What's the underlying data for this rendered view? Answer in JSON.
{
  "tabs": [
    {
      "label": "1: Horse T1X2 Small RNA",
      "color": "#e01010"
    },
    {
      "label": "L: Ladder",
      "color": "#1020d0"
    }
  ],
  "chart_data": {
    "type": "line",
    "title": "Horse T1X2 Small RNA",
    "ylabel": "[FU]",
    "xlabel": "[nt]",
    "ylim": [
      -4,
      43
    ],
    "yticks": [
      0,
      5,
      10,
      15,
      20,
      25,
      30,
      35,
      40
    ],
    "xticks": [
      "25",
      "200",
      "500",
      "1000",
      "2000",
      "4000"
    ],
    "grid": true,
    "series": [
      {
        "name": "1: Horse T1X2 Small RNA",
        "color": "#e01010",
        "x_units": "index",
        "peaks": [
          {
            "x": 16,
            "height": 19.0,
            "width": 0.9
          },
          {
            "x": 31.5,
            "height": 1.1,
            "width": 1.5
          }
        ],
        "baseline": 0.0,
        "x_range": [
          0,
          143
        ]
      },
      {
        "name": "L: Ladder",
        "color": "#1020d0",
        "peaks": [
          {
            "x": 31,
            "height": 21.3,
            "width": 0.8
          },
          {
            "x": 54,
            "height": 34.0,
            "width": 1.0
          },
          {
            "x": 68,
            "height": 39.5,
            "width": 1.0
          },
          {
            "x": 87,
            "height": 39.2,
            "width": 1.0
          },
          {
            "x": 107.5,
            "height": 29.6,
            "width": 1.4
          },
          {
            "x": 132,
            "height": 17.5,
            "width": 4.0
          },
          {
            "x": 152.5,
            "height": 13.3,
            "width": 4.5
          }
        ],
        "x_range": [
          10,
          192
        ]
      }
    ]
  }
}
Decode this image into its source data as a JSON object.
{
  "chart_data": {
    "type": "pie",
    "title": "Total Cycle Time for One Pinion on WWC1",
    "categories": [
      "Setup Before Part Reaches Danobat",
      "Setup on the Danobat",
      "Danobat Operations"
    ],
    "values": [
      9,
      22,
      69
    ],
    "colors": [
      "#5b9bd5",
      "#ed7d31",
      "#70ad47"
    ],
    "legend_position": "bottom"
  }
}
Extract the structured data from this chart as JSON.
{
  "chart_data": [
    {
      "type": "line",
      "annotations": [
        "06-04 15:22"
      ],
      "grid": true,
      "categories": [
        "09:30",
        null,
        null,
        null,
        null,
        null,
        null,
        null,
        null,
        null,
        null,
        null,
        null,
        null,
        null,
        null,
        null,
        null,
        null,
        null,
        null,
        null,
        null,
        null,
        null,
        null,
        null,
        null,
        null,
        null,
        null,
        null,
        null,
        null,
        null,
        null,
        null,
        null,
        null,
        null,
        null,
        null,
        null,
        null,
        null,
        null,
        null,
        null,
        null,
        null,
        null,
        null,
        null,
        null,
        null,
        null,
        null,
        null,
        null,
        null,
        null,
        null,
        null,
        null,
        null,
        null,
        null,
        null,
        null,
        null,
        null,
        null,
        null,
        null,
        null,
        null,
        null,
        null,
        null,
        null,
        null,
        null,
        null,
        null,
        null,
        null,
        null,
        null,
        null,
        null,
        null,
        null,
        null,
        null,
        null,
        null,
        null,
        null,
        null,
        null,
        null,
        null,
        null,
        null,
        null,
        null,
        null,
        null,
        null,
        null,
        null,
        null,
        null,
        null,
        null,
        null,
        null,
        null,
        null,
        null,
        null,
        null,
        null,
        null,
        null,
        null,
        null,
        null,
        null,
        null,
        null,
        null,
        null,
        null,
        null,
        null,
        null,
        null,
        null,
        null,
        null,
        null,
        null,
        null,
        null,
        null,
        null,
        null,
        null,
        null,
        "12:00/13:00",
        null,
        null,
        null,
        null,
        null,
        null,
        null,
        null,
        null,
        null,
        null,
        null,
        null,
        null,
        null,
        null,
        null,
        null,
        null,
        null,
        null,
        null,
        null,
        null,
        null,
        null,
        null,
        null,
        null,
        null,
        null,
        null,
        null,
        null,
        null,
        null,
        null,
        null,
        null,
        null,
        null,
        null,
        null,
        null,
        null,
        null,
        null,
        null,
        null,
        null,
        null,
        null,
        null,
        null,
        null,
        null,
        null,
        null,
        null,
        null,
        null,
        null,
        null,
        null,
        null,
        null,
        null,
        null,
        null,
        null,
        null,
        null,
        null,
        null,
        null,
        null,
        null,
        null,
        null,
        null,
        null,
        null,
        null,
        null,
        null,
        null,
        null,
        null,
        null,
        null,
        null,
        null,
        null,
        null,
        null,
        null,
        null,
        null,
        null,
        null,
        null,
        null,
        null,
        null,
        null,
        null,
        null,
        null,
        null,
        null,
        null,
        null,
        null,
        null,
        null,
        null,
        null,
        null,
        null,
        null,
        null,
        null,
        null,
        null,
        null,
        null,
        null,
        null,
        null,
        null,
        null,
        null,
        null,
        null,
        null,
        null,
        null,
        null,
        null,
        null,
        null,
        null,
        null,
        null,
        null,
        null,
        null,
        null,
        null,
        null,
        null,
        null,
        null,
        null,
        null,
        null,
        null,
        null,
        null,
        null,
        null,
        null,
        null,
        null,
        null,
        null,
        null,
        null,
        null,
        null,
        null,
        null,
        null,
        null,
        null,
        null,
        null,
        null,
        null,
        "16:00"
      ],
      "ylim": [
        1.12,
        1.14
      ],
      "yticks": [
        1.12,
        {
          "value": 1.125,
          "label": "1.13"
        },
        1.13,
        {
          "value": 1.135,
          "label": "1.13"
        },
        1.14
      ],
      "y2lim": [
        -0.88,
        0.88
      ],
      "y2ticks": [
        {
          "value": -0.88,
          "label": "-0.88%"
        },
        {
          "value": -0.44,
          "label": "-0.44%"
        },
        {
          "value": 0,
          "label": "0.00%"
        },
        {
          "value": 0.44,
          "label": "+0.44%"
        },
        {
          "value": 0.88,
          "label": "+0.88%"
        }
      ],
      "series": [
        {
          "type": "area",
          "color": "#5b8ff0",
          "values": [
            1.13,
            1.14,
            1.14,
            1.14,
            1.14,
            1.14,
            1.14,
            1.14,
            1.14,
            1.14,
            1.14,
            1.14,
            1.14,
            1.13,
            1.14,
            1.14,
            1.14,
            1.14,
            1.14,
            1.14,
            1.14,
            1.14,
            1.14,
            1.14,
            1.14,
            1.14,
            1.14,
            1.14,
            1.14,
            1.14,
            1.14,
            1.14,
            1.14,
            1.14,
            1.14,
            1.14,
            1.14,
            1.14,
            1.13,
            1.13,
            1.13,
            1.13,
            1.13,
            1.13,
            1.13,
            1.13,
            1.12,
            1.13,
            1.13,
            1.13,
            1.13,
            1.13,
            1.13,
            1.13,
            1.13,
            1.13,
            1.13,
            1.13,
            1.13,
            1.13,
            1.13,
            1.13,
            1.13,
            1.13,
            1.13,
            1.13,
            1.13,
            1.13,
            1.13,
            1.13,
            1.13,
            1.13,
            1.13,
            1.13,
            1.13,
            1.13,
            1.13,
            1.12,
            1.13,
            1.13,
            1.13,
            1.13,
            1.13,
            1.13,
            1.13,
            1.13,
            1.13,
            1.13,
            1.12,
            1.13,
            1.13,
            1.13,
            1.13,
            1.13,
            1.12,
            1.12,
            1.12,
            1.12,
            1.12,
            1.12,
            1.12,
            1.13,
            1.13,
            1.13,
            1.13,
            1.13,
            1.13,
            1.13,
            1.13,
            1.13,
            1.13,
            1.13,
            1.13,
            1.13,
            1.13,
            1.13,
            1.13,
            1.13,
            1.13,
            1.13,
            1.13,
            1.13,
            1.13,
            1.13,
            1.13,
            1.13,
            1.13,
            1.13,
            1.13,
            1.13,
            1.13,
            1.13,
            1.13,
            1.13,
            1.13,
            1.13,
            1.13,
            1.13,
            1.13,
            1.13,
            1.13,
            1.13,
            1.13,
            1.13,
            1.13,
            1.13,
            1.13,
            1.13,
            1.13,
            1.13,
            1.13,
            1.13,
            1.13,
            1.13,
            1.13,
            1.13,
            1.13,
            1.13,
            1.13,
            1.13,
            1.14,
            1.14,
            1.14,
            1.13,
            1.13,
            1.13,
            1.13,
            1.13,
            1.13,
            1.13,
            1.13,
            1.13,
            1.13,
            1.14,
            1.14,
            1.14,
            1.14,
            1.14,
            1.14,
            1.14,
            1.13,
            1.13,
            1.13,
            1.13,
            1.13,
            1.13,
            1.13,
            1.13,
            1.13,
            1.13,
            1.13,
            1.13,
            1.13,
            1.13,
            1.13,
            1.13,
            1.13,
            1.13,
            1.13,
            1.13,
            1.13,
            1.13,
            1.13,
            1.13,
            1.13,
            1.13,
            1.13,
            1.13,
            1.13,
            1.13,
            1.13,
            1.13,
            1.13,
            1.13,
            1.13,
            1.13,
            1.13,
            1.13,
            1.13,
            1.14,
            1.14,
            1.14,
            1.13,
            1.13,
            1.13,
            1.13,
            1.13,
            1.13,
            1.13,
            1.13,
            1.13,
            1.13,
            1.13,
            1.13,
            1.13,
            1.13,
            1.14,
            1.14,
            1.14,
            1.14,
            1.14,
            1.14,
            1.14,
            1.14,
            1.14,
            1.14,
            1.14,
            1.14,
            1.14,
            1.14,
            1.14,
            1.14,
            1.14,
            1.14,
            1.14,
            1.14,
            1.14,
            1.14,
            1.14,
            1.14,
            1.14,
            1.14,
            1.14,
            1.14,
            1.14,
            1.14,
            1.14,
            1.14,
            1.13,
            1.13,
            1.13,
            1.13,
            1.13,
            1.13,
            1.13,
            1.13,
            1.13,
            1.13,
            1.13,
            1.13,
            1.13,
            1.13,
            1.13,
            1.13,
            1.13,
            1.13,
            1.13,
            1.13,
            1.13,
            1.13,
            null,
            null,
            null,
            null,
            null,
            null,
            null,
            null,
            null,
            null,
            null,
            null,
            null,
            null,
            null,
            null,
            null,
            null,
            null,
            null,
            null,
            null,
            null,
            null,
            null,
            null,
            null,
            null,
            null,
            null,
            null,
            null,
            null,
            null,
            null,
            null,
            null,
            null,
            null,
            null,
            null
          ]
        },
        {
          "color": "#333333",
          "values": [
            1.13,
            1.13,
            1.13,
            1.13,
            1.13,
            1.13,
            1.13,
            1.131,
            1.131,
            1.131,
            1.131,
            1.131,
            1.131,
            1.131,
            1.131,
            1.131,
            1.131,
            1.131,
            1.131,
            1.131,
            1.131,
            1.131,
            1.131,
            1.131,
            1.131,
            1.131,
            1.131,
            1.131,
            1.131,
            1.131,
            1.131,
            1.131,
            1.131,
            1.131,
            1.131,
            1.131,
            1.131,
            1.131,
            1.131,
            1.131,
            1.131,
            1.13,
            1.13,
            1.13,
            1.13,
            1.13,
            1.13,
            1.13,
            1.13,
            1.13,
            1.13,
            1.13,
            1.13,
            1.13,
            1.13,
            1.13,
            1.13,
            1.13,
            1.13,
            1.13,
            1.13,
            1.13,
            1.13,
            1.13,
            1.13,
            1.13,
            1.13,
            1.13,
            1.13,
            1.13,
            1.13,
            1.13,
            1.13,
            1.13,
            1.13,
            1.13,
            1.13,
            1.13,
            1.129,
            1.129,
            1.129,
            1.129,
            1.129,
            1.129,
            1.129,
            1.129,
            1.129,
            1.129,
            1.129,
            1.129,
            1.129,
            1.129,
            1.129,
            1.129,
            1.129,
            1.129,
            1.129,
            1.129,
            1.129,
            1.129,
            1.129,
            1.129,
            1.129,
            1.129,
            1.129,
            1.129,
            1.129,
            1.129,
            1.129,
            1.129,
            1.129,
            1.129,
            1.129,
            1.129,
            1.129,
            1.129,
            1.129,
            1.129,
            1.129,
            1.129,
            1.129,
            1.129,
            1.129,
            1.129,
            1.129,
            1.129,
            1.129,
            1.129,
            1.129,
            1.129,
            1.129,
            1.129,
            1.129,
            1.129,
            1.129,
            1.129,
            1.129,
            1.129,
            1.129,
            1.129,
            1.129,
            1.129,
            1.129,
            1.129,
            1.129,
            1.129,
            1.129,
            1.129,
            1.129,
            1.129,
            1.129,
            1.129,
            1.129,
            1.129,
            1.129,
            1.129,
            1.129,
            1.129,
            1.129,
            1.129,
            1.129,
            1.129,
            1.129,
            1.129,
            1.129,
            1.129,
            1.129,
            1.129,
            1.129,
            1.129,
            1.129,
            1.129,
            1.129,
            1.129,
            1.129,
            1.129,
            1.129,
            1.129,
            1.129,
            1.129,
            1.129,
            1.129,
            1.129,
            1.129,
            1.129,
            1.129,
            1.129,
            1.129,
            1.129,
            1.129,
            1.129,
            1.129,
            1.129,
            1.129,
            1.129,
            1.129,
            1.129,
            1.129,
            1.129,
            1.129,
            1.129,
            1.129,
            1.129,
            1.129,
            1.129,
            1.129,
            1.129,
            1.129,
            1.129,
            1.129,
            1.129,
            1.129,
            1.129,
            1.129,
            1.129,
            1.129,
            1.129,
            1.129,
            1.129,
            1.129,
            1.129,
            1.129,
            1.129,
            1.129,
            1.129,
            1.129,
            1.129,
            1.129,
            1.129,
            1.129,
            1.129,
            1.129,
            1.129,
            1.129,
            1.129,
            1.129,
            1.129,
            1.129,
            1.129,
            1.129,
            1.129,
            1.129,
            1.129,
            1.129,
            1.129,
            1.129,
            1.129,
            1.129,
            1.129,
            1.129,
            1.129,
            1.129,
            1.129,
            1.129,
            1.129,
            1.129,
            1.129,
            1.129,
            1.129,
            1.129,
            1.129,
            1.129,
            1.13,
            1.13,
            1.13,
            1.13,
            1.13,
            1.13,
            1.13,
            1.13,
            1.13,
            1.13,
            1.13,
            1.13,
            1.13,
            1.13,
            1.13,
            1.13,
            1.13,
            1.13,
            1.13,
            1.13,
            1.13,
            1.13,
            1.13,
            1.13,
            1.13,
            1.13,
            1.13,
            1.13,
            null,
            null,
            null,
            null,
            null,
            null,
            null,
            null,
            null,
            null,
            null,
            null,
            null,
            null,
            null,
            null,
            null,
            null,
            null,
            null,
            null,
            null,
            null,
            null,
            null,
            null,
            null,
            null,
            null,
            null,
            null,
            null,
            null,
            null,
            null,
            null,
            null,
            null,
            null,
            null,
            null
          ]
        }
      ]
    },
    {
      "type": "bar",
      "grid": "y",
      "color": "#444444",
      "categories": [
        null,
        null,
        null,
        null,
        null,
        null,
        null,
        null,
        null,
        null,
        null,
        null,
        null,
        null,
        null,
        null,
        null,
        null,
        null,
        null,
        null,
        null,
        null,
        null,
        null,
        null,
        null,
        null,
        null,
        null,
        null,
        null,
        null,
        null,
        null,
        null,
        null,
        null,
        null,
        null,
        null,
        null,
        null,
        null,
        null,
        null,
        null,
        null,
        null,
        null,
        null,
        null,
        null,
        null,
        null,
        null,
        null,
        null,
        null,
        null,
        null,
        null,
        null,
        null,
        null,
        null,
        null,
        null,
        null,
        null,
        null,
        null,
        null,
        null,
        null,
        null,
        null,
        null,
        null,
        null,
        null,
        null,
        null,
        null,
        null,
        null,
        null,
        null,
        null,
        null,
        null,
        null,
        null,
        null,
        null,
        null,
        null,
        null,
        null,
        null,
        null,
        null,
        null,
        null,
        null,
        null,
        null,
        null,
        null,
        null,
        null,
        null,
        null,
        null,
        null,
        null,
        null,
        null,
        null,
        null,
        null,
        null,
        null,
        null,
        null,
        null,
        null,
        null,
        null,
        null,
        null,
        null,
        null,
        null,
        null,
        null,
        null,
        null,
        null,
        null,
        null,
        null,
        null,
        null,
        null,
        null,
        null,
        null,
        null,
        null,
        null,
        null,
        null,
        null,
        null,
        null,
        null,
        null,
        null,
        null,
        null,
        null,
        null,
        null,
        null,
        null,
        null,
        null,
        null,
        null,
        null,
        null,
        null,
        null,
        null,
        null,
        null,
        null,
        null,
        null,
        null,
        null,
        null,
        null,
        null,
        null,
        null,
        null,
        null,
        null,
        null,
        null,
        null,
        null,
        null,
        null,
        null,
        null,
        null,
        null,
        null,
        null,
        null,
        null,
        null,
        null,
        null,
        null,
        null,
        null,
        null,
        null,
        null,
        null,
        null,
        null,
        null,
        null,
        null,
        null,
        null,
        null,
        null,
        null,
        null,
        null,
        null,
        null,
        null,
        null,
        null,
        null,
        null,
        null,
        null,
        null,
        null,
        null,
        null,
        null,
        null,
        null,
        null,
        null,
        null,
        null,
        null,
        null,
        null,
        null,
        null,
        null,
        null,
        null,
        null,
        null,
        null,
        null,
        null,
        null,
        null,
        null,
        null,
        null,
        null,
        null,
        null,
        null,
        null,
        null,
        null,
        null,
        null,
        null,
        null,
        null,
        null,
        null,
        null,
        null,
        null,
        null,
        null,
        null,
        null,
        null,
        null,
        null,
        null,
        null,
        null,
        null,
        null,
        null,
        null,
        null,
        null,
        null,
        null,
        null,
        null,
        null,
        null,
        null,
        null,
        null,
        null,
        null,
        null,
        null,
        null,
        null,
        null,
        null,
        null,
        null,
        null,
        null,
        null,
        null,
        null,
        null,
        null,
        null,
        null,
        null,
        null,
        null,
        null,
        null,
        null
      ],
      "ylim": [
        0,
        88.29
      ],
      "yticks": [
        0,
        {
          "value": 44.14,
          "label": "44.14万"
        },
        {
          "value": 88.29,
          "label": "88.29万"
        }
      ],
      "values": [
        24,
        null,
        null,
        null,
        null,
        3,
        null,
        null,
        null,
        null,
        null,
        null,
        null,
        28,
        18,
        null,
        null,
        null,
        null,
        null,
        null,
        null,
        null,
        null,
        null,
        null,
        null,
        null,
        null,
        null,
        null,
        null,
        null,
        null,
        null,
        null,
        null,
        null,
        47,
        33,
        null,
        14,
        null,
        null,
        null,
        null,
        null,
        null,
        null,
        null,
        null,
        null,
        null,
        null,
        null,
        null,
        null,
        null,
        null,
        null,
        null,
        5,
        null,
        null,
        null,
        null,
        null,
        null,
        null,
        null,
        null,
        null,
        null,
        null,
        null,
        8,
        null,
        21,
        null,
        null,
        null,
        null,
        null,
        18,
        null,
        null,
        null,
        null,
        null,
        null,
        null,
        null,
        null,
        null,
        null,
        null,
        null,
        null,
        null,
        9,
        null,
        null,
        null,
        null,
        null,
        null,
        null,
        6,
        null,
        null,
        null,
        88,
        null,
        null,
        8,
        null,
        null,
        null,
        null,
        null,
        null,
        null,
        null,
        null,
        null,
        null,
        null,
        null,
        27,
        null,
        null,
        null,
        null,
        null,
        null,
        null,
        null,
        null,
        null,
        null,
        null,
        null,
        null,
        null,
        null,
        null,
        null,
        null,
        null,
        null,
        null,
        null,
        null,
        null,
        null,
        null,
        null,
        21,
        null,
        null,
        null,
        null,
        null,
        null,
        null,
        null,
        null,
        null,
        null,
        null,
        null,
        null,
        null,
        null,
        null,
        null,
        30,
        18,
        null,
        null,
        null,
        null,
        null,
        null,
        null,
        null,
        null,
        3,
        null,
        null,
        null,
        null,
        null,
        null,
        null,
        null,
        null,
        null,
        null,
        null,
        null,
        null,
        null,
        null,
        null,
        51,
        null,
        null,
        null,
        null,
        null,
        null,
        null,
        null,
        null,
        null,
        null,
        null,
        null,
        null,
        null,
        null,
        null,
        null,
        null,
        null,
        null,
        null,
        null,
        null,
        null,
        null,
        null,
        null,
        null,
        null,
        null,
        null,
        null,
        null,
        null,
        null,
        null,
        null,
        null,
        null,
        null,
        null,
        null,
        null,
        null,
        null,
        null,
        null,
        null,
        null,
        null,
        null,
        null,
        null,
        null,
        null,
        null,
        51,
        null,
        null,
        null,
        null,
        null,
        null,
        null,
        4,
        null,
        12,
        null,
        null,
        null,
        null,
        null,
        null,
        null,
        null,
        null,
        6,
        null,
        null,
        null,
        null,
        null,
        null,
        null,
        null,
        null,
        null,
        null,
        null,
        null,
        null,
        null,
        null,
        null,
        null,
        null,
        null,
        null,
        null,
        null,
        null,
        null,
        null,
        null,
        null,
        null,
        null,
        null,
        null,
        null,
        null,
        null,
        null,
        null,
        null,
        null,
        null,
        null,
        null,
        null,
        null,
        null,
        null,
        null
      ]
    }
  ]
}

──────────────────────────────

Exercise details: Reply with one number: the count of lines in the entries that include the word "title".

Task output: 2